- [PROBLEM TO WORK ON]
Only the pictures are left out: repeat the rest of the entries exactly.

··· SOURCE MATERIAL

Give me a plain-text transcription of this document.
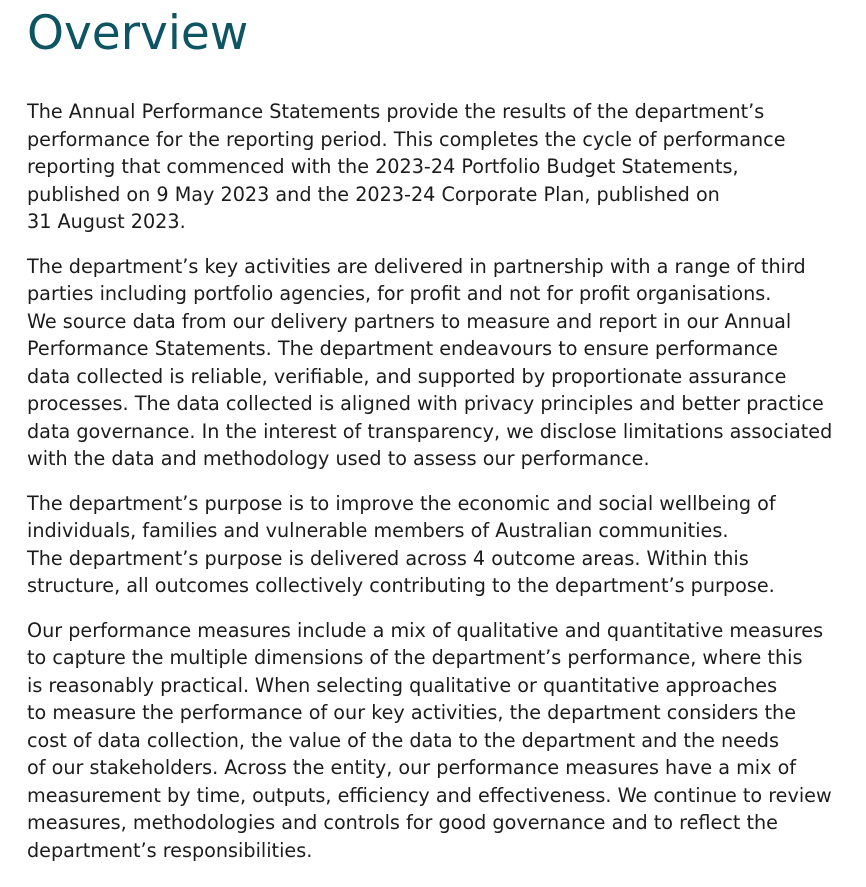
Overview

The Annual Performance Statements provide the results of the department’s
performance for the reporting period. This completes the cycle of performance
reporting that commenced with the 2023-24 Portfolio Budget Statements,
published on 9 May 2023 and the 2023-24 Corporate Plan, published on
31 August 2023.

The department’s key activities are delivered in partnership with a range of third
parties including portfolio agencies, for profit and not for profit organisations.
We source data from our delivery partners to measure and report in our Annual
Performance Statements. The department endeavours to ensure performance
data collected is reliable, verifiable, and supported by proportionate assurance
processes. The data collected is aligned with privacy principles and better practice
data governance. In the interest of transparency, we disclose limitations associated
with the data and methodology used to assess our performance.

The department’s purpose is to improve the economic and social wellbeing of
individuals, families and vulnerable members of Australian communities.
The department’s purpose is delivered across 4 outcome areas. Within this
structure, all outcomes collectively contributing to the department’s purpose.

Our performance measures include a mix of qualitative and quantitative measures
to capture the multiple dimensions of the department’s performance, where this
is reasonably practical. When selecting qualitative or quantitative approaches
to measure the performance of our key activities, the department considers the
cost of data collection, the value of the data to the department and the needs
of our stakeholders. Across the entity, our performance measures have a mix of
measurement by time, outputs, efficiency and effectiveness. We continue to review
measures, methodologies and controls for good governance and to reflect the
department’s responsibilities.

······

- [ANSWER TO THE TASK]
Give me a plain-text transcription of this document.
Overview

The Annual Performance Statements provide the results of the department’s
performance for the reporting period. This completes the cycle of performance
reporting that commenced with the 2023-24 Portfolio Budget Statements,
published on 9 May 2023 and the 2023-24 Corporate Plan, published on
31 August 2023.

The department’s key activities are delivered in partnership with a range of third
parties including portfolio agencies, for profit and not for profit organisations.
We source data from our delivery partners to measure and report in our Annual
Performance Statements. The department endeavours to ensure performance
data collected is reliable, verifiable, and supported by proportionate assurance
processes. The data collected is aligned with privacy principles and better practice
data governance. In the interest of transparency, we disclose limitations associated
with the data and methodology used to assess our performance.

The department’s purpose is to improve the economic and social wellbeing of
individuals, families and vulnerable members of Australian communities.
The department’s purpose is delivered across 4 outcome areas. Within this
structure, all outcomes collectively contributing to the department’s purpose.

Our performance measures include a mix of qualitative and quantitative measures
to capture the multiple dimensions of the department’s performance, where this
is reasonably practical. When selecting qualitative or quantitative approaches
to measure the performance of our key activities, the department considers the
cost of data collection, the value of the data to the department and the needs
of our stakeholders. Across the entity, our performance measures have a mix of
measurement by time, outputs, efficiency and effectiveness. We continue to review
measures, methodologies and controls for good governance and to reflect the
department’s responsibilities.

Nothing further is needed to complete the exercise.